[Your objective]: Output the material beneath this task exactly, images excluded.

[Data entries for graphics]:
>>>
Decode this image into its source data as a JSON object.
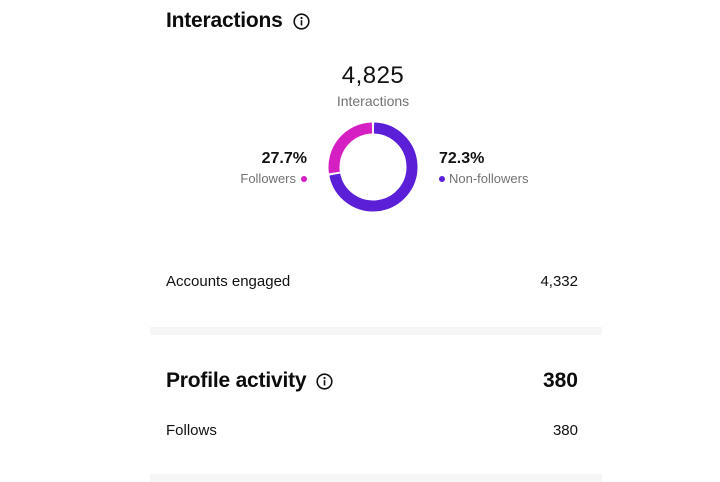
{
  "interactions": {
    "title": "Interactions",
    "total": "4,825",
    "total_label": "Interactions",
    "followers": {
      "percent": "27.7%",
      "label": "Followers",
      "value": 27.7,
      "color": "#d61fc2"
    },
    "non_followers": {
      "percent": "72.3%",
      "label": "Non-followers",
      "value": 72.3,
      "color": "#5a1fd6"
    },
    "accounts_engaged_label": "Accounts engaged",
    "accounts_engaged_value": "4,332"
  },
  "profile_activity": {
    "title": "Profile activity",
    "total": "380",
    "follows_label": "Follows",
    "follows_value": "380"
  }
}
<<<
[Final result]:
Decode this image into its source data as a JSON object.
{
  "interactions": {
    "title": "Interactions",
    "total": "4,825",
    "total_label": "Interactions",
    "followers": {
      "percent": "27.7%",
      "label": "Followers",
      "value": 27.7,
      "color": "#d61fc2"
    },
    "non_followers": {
      "percent": "72.3%",
      "label": "Non-followers",
      "value": 72.3,
      "color": "#5a1fd6"
    },
    "accounts_engaged_label": "Accounts engaged",
    "accounts_engaged_value": "4,332"
  },
  "profile_activity": {
    "title": "Profile activity",
    "total": "380",
    "follows_label": "Follows",
    "follows_value": "380"
  }
}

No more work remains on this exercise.